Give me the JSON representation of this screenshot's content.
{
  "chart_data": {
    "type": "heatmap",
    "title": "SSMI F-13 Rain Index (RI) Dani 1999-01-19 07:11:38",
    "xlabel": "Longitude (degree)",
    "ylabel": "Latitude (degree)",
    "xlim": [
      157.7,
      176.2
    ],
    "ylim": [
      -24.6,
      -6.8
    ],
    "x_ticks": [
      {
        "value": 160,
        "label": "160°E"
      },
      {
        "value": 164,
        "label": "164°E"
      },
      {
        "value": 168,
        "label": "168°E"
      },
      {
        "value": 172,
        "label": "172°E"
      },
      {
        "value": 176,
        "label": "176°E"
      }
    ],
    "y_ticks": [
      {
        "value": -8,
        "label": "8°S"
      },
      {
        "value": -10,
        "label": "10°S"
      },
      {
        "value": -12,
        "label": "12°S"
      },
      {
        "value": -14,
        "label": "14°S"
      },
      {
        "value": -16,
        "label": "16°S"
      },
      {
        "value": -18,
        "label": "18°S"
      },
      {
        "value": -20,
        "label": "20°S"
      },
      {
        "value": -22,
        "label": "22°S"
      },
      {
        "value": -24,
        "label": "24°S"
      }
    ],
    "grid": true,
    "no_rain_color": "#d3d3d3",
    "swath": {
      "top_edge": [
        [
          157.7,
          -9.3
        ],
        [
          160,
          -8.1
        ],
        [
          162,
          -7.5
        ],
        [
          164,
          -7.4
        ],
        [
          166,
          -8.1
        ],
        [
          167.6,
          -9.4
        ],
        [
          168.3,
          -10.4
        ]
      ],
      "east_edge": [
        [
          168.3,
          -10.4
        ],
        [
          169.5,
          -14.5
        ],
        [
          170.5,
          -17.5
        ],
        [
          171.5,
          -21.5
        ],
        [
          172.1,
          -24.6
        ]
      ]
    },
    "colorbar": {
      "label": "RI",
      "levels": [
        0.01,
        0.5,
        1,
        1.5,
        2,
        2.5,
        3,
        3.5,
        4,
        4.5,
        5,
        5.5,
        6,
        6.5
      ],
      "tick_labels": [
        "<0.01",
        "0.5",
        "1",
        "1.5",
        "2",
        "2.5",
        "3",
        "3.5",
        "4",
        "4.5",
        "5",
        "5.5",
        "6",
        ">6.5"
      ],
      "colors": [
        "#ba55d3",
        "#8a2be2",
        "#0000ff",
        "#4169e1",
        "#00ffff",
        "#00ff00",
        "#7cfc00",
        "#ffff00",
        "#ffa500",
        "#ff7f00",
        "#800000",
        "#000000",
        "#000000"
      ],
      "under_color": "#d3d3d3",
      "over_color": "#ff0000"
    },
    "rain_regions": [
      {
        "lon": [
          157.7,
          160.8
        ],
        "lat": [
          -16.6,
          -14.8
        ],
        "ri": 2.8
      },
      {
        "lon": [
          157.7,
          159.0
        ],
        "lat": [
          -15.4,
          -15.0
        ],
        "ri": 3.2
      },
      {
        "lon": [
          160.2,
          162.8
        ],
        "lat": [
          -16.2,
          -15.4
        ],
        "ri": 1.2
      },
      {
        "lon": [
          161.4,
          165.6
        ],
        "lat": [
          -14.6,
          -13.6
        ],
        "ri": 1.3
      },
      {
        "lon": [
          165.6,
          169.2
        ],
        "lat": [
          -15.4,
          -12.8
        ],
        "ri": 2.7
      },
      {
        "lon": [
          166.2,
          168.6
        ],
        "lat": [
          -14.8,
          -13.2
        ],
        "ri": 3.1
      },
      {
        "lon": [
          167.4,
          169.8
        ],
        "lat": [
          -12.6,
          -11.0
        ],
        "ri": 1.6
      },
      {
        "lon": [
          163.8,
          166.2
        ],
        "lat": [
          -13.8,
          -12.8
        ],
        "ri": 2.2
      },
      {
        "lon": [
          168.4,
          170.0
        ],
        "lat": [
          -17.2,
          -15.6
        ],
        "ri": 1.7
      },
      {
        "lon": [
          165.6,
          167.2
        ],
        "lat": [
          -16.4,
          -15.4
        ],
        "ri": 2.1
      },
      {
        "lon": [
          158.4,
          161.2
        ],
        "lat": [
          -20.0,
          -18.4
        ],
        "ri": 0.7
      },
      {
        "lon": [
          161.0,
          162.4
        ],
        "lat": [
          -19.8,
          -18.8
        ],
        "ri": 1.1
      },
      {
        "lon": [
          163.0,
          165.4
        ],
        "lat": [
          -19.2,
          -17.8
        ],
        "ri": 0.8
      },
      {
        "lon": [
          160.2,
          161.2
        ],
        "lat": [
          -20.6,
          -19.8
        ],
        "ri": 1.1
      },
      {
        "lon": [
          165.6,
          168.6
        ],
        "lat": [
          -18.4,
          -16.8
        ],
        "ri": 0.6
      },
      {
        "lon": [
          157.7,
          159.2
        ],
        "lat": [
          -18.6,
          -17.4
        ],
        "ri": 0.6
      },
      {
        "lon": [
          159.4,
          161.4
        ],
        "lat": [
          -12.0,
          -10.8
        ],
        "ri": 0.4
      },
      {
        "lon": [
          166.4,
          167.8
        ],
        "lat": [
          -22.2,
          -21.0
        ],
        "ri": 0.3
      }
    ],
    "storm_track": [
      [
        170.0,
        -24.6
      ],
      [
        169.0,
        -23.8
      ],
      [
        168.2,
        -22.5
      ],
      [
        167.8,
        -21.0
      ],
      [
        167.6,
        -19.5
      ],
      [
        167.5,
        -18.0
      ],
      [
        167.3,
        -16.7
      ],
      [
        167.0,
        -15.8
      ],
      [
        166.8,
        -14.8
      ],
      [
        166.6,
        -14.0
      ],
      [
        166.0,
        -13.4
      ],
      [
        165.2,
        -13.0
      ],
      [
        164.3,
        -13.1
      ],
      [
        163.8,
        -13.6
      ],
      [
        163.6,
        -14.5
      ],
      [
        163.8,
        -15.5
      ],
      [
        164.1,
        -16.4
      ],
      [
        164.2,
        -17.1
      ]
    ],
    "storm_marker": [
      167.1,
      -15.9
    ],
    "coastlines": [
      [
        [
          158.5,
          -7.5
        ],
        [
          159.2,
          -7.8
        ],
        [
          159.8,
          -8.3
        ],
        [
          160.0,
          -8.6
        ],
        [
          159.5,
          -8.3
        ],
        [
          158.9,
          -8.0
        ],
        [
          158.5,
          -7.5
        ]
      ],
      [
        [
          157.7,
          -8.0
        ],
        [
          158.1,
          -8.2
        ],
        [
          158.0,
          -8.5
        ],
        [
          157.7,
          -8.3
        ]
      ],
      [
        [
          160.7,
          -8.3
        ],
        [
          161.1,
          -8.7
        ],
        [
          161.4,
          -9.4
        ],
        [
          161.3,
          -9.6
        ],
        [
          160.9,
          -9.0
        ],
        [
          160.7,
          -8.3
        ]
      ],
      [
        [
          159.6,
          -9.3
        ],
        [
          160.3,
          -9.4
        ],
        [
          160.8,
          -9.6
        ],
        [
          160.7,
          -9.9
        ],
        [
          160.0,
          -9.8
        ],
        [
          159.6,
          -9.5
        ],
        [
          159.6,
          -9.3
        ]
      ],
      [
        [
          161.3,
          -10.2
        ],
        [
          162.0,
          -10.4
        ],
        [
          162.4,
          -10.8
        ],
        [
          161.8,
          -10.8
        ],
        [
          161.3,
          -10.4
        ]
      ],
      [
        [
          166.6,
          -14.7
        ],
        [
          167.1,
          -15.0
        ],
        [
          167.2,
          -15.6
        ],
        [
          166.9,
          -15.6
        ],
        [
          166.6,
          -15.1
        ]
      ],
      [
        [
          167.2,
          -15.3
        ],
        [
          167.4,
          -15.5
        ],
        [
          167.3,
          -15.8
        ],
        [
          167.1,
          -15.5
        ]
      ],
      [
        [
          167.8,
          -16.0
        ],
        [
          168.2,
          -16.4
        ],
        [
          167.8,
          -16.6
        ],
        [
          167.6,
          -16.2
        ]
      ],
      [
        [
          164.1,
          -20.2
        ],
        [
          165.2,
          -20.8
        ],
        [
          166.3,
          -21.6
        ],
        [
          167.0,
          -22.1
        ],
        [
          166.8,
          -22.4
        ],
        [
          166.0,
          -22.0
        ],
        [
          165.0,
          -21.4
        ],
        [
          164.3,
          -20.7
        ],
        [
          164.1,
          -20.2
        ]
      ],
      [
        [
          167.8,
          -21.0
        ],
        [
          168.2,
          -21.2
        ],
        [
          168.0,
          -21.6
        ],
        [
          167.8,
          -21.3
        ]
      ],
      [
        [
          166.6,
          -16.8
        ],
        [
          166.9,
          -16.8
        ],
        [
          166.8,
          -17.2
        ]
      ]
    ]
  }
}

— TASK REQUIREMENTS —
Where a line above contains the word "degree", copy that line.

— FINISHED TASK —
    "xlabel": "Longitude (degree)",
    "ylabel": "Latitude (degree)",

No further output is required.